Supplied information
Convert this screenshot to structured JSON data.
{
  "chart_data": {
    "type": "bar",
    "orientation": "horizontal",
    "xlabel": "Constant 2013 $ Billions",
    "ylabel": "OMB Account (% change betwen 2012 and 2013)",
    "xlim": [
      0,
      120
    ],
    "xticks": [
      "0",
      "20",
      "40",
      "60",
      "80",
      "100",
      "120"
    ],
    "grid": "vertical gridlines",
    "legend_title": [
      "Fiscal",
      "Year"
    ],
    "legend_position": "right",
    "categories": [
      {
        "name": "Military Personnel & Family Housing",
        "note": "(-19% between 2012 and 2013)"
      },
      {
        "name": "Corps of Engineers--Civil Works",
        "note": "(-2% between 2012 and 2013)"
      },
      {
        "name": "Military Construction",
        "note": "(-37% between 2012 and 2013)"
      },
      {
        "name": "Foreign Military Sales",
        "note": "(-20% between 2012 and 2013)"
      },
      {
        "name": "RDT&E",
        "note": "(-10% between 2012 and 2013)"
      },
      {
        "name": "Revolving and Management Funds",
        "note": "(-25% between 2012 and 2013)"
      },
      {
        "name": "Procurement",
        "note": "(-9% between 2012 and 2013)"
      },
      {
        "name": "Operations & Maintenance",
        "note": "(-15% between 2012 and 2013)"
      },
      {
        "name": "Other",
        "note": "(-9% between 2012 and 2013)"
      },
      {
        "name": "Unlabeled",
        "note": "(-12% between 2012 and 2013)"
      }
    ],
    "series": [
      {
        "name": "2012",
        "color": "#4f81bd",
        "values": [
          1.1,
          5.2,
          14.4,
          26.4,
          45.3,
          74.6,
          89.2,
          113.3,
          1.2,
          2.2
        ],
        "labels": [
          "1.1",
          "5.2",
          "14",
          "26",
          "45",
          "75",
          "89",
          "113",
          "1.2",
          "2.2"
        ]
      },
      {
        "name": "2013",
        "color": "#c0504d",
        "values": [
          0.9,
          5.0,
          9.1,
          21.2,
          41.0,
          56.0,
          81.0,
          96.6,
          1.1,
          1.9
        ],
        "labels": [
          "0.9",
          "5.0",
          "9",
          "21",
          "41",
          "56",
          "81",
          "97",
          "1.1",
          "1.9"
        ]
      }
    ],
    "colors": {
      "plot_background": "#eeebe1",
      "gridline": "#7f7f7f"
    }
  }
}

Problem
Every line of the data above should be reproduced word for word.

Result for this task
Convert this screenshot to structured JSON data.
{
  "chart_data": {
    "type": "bar",
    "orientation": "horizontal",
    "xlabel": "Constant 2013 $ Billions",
    "ylabel": "OMB Account (% change betwen 2012 and 2013)",
    "xlim": [
      0,
      120
    ],
    "xticks": [
      "0",
      "20",
      "40",
      "60",
      "80",
      "100",
      "120"
    ],
    "grid": "vertical gridlines",
    "legend_title": [
      "Fiscal",
      "Year"
    ],
    "legend_position": "right",
    "categories": [
      {
        "name": "Military Personnel & Family Housing",
        "note": "(-19% between 2012 and 2013)"
      },
      {
        "name": "Corps of Engineers--Civil Works",
        "note": "(-2% between 2012 and 2013)"
      },
      {
        "name": "Military Construction",
        "note": "(-37% between 2012 and 2013)"
      },
      {
        "name": "Foreign Military Sales",
        "note": "(-20% between 2012 and 2013)"
      },
      {
        "name": "RDT&E",
        "note": "(-10% between 2012 and 2013)"
      },
      {
        "name": "Revolving and Management Funds",
        "note": "(-25% between 2012 and 2013)"
      },
      {
        "name": "Procurement",
        "note": "(-9% between 2012 and 2013)"
      },
      {
        "name": "Operations & Maintenance",
        "note": "(-15% between 2012 and 2013)"
      },
      {
        "name": "Other",
        "note": "(-9% between 2012 and 2013)"
      },
      {
        "name": "Unlabeled",
        "note": "(-12% between 2012 and 2013)"
      }
    ],
    "series": [
      {
        "name": "2012",
        "color": "#4f81bd",
        "values": [
          1.1,
          5.2,
          14.4,
          26.4,
          45.3,
          74.6,
          89.2,
          113.3,
          1.2,
          2.2
        ],
        "labels": [
          "1.1",
          "5.2",
          "14",
          "26",
          "45",
          "75",
          "89",
          "113",
          "1.2",
          "2.2"
        ]
      },
      {
        "name": "2013",
        "color": "#c0504d",
        "values": [
          0.9,
          5.0,
          9.1,
          21.2,
          41.0,
          56.0,
          81.0,
          96.6,
          1.1,
          1.9
        ],
        "labels": [
          "0.9",
          "5.0",
          "9",
          "21",
          "41",
          "56",
          "81",
          "97",
          "1.1",
          "1.9"
        ]
      }
    ],
    "colors": {
      "plot_background": "#eeebe1",
      "gridline": "#7f7f7f"
    }
  }
}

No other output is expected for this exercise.